> [Data in this exercise]

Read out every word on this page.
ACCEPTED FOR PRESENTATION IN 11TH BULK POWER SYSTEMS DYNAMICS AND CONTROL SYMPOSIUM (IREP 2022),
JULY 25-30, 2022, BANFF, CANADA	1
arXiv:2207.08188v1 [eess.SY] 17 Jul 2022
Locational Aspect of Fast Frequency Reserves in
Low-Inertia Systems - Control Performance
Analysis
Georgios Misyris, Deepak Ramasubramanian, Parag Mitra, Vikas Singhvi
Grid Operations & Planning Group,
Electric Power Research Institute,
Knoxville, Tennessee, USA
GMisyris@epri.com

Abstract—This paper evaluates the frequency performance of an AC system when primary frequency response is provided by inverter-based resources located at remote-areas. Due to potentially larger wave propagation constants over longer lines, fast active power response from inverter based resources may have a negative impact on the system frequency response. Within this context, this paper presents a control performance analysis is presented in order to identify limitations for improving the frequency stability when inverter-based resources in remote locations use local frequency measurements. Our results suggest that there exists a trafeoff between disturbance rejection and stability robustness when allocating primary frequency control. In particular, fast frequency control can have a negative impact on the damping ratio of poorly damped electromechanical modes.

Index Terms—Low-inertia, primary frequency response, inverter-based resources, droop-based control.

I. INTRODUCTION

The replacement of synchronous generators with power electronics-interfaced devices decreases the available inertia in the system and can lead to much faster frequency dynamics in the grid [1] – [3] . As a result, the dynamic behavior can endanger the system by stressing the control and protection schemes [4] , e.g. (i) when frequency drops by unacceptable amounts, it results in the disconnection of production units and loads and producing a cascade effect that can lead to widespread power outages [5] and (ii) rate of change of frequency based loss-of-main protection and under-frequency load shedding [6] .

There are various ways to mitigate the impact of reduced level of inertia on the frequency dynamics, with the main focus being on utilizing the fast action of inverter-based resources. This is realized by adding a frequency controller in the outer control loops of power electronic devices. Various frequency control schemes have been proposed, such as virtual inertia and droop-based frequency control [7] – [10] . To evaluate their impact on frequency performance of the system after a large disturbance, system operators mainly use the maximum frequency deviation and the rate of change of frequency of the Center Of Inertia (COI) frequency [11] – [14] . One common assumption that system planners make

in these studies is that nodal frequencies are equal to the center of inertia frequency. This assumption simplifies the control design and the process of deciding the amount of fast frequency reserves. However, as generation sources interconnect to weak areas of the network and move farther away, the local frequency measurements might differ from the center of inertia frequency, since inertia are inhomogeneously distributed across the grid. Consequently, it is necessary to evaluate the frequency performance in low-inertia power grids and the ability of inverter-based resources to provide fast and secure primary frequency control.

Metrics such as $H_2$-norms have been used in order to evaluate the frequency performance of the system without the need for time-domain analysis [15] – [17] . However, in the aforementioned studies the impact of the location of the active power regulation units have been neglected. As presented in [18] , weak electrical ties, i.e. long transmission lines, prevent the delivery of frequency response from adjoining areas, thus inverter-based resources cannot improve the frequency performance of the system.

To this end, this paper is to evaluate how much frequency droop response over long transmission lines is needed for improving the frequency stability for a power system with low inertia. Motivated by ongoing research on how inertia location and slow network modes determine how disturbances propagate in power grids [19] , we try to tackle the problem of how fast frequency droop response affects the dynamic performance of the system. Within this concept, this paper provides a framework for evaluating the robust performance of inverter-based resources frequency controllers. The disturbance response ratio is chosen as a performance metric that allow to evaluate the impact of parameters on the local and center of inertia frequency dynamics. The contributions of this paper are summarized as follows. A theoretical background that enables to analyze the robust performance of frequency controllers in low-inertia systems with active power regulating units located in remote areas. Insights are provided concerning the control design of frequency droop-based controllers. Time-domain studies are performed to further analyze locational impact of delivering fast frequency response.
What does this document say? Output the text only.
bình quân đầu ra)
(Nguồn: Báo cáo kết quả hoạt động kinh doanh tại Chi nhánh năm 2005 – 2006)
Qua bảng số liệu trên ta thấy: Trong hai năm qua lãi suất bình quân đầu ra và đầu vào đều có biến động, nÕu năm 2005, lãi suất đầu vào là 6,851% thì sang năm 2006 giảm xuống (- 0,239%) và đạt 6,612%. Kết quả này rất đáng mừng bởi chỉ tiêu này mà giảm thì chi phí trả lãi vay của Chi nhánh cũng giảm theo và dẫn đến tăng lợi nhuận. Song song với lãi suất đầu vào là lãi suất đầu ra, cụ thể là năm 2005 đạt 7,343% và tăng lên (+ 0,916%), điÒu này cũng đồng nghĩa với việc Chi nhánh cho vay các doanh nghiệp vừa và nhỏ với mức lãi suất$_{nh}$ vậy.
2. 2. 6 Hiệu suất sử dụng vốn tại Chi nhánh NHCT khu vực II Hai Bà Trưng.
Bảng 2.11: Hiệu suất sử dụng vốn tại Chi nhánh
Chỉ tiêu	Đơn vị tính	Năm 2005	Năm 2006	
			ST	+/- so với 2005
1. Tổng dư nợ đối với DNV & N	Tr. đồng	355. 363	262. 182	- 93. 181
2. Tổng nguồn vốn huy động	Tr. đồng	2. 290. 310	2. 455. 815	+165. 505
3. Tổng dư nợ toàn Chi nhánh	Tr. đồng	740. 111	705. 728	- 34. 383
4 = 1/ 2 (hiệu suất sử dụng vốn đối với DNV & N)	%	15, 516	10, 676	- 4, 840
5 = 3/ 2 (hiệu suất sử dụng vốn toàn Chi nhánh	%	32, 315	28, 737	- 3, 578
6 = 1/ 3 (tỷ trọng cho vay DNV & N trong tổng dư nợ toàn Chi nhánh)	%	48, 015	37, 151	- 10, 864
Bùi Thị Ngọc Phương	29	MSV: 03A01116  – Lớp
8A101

> [Stated goal] From the data above, extract every line in its exact form.

> [Answer to this exercise]
Read out every word on this page.
ACCEPTED FOR PRESENTATION IN 11TH BULK POWER SYSTEMS DYNAMICS AND CONTROL SYMPOSIUM (IREP 2022),
JULY 25-30, 2022, BANFF, CANADA	1
arXiv:2207.08188v1 [eess.SY] 17 Jul 2022
Locational Aspect of Fast Frequency Reserves in
Low-Inertia Systems - Control Performance
Analysis
Georgios Misyris, Deepak Ramasubramanian, Parag Mitra, Vikas Singhvi
Grid Operations & Planning Group,
Electric Power Research Institute,
Knoxville, Tennessee, USA
GMisyris@epri.com

Abstract—This paper evaluates the frequency performance of an AC system when primary frequency response is provided by inverter-based resources located at remote-areas. Due to potentially larger wave propagation constants over longer lines, fast active power response from inverter based resources may have a negative impact on the system frequency response. Within this context, this paper presents a control performance analysis is presented in order to identify limitations for improving the frequency stability when inverter-based resources in remote locations use local frequency measurements. Our results suggest that there exists a trafeoff between disturbance rejection and stability robustness when allocating primary frequency control. In particular, fast frequency control can have a negative impact on the damping ratio of poorly damped electromechanical modes.

Index Terms—Low-inertia, primary frequency response, inverter-based resources, droop-based control.

I. INTRODUCTION

The replacement of synchronous generators with power electronics-interfaced devices decreases the available inertia in the system and can lead to much faster frequency dynamics in the grid [1] – [3] . As a result, the dynamic behavior can endanger the system by stressing the control and protection schemes [4] , e.g. (i) when frequency drops by unacceptable amounts, it results in the disconnection of production units and loads and producing a cascade effect that can lead to widespread power outages [5] and (ii) rate of change of frequency based loss-of-main protection and under-frequency load shedding [6] .

There are various ways to mitigate the impact of reduced level of inertia on the frequency dynamics, with the main focus being on utilizing the fast action of inverter-based resources. This is realized by adding a frequency controller in the outer control loops of power electronic devices. Various frequency control schemes have been proposed, such as virtual inertia and droop-based frequency control [7] – [10] . To evaluate their impact on frequency performance of the system after a large disturbance, system operators mainly use the maximum frequency deviation and the rate of change of frequency of the Center Of Inertia (COI) frequency [11] – [14] . One common assumption that system planners make

in these studies is that nodal frequencies are equal to the center of inertia frequency. This assumption simplifies the control design and the process of deciding the amount of fast frequency reserves. However, as generation sources interconnect to weak areas of the network and move farther away, the local frequency measurements might differ from the center of inertia frequency, since inertia are inhomogeneously distributed across the grid. Consequently, it is necessary to evaluate the frequency performance in low-inertia power grids and the ability of inverter-based resources to provide fast and secure primary frequency control.

Metrics such as $H_2$-norms have been used in order to evaluate the frequency performance of the system without the need for time-domain analysis [15] – [17] . However, in the aforementioned studies the impact of the location of the active power regulation units have been neglected. As presented in [18] , weak electrical ties, i.e. long transmission lines, prevent the delivery of frequency response from adjoining areas, thus inverter-based resources cannot improve the frequency performance of the system.

To this end, this paper is to evaluate how much frequency droop response over long transmission lines is needed for improving the frequency stability for a power system with low inertia. Motivated by ongoing research on how inertia location and slow network modes determine how disturbances propagate in power grids [19] , we try to tackle the problem of how fast frequency droop response affects the dynamic performance of the system. Within this concept, this paper provides a framework for evaluating the robust performance of inverter-based resources frequency controllers. The disturbance response ratio is chosen as a performance metric that allow to evaluate the impact of parameters on the local and center of inertia frequency dynamics. The contributions of this paper are summarized as follows. A theoretical background that enables to analyze the robust performance of frequency controllers in low-inertia systems with active power regulating units located in remote areas. Insights are provided concerning the control design of frequency droop-based controllers. Time-domain studies are performed to further analyze locational impact of delivering fast frequency response.
What does this document say? Output the text only.
bình quân đầu ra)
(Nguồn: Báo cáo kết quả hoạt động kinh doanh tại Chi nhánh năm 2005 – 2006)
Qua bảng số liệu trên ta thấy: Trong hai năm qua lãi suất bình quân đầu ra và đầu vào đều có biến động, nÕu năm 2005, lãi suất đầu vào là 6,851% thì sang năm 2006 giảm xuống (- 0,239%) và đạt 6,612%. Kết quả này rất đáng mừng bởi chỉ tiêu này mà giảm thì chi phí trả lãi vay của Chi nhánh cũng giảm theo và dẫn đến tăng lợi nhuận. Song song với lãi suất đầu vào là lãi suất đầu ra, cụ thể là năm 2005 đạt 7,343% và tăng lên (+ 0,916%), điÒu này cũng đồng nghĩa với việc Chi nhánh cho vay các doanh nghiệp vừa và nhỏ với mức lãi suất$_{nh}$ vậy.
2. 2. 6 Hiệu suất sử dụng vốn tại Chi nhánh NHCT khu vực II Hai Bà Trưng.
Bảng 2.11: Hiệu suất sử dụng vốn tại Chi nhánh
Chỉ tiêu	Đơn vị tính	Năm 2005	Năm 2006	
			ST	+/- so với 2005
1. Tổng dư nợ đối với DNV & N	Tr. đồng	355. 363	262. 182	- 93. 181
2. Tổng nguồn vốn huy động	Tr. đồng	2. 290. 310	2. 455. 815	+165. 505
3. Tổng dư nợ toàn Chi nhánh	Tr. đồng	740. 111	705. 728	- 34. 383
4 = 1/ 2 (hiệu suất sử dụng vốn đối với DNV & N)	%	15, 516	10, 676	- 4, 840
5 = 3/ 2 (hiệu suất sử dụng vốn toàn Chi nhánh	%	32, 315	28, 737	- 3, 578
6 = 1/ 3 (tỷ trọng cho vay DNV & N trong tổng dư nợ toàn Chi nhánh)	%	48, 015	37, 151	- 10, 864
Bùi Thị Ngọc Phương	29	MSV: 03A01116  – Lớp
8A101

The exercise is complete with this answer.